Work instructions
Isolate every line in the records below with "Still" in it.

[Dataset entries]
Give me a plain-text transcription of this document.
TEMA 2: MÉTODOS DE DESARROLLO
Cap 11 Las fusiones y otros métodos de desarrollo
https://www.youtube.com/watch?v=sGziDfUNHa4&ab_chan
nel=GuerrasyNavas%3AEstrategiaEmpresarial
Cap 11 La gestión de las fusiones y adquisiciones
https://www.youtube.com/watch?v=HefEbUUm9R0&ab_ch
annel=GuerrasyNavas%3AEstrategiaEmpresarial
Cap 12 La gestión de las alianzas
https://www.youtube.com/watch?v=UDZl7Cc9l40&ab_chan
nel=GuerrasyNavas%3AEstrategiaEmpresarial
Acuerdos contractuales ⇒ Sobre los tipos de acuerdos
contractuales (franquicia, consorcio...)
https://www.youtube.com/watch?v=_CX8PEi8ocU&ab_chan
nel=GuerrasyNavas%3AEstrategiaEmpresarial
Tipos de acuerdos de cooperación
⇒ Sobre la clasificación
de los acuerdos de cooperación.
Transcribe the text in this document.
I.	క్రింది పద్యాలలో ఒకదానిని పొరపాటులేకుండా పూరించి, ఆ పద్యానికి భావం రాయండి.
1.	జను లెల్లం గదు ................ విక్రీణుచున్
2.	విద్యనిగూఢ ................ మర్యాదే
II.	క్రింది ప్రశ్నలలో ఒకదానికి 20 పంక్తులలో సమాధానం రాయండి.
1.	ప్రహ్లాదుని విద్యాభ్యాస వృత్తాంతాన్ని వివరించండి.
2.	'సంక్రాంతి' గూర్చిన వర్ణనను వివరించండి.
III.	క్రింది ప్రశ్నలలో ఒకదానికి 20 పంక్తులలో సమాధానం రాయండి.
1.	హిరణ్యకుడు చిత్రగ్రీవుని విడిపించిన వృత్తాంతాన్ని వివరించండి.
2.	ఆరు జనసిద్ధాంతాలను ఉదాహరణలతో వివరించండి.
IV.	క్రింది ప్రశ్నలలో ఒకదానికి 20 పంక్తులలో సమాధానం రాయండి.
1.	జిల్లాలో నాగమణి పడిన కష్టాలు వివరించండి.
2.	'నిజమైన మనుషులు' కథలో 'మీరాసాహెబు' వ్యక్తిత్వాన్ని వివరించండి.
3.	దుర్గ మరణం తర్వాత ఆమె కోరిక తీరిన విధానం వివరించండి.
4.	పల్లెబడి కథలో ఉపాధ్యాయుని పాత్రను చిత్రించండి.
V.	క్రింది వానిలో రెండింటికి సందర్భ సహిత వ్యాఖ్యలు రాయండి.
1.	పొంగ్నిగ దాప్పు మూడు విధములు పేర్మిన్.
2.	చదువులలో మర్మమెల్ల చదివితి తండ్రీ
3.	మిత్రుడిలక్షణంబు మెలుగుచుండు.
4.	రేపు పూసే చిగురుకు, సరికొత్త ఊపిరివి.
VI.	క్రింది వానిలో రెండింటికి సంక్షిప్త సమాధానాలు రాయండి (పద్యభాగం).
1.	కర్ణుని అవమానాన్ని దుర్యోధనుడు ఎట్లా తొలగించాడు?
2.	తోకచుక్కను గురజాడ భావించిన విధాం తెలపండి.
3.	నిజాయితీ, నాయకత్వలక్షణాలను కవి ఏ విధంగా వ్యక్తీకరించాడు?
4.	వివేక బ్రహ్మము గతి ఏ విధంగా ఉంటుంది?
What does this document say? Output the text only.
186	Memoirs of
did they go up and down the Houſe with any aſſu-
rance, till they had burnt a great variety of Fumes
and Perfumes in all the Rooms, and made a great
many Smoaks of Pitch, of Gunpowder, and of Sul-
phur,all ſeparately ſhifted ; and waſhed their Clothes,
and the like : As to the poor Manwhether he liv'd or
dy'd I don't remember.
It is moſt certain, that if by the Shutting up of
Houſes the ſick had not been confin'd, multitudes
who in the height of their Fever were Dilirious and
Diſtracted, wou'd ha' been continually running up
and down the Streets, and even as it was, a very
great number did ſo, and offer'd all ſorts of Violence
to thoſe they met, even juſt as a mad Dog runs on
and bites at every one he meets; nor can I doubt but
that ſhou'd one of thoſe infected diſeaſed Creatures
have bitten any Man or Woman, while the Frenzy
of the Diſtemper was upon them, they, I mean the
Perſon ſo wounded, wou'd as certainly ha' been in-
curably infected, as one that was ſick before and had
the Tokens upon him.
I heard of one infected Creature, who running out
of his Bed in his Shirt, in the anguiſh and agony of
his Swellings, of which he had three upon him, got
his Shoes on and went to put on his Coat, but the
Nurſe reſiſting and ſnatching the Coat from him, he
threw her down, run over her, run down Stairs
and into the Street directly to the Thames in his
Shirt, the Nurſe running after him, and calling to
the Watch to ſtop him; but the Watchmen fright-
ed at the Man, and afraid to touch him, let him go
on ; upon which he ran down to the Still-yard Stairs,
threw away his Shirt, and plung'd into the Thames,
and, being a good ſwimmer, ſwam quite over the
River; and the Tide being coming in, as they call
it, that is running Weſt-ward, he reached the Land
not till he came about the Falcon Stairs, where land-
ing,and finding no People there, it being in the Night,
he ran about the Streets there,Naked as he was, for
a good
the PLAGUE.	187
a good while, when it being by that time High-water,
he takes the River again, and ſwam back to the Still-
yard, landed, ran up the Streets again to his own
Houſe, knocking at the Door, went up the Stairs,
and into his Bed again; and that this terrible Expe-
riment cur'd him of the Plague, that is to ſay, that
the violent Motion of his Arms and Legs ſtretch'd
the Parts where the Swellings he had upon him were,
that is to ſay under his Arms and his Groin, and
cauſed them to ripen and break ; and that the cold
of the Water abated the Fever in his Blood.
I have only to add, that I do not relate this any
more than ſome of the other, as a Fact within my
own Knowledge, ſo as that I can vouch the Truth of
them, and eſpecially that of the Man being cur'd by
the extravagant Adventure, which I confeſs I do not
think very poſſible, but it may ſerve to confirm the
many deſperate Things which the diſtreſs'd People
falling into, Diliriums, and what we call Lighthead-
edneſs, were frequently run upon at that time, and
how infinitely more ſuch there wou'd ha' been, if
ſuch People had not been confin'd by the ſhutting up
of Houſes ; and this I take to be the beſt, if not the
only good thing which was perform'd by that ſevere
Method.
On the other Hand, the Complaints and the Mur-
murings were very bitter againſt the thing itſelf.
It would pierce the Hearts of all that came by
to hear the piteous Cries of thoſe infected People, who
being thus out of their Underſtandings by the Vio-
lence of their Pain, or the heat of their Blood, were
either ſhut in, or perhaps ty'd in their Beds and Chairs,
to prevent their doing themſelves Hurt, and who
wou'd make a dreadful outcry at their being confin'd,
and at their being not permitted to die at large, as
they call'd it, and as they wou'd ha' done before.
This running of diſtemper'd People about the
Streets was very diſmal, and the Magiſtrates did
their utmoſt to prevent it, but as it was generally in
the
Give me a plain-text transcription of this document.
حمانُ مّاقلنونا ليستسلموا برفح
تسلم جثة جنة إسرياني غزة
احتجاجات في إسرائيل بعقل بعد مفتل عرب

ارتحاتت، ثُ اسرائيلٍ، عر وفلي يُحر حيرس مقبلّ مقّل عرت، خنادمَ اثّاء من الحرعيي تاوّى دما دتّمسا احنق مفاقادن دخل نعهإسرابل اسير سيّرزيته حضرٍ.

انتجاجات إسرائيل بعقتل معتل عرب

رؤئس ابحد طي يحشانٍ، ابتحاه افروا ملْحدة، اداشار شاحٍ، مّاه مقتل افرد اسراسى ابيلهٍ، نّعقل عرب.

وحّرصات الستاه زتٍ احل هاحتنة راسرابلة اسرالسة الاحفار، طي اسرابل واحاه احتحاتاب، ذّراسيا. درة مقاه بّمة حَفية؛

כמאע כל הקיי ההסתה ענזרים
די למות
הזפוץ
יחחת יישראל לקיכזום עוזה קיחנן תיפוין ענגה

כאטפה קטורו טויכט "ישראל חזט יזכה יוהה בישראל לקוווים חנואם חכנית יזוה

Task answer
on ; upon which he ran down to the Still-yard Stairs,
he takes the River again, and ſwam back to the Still-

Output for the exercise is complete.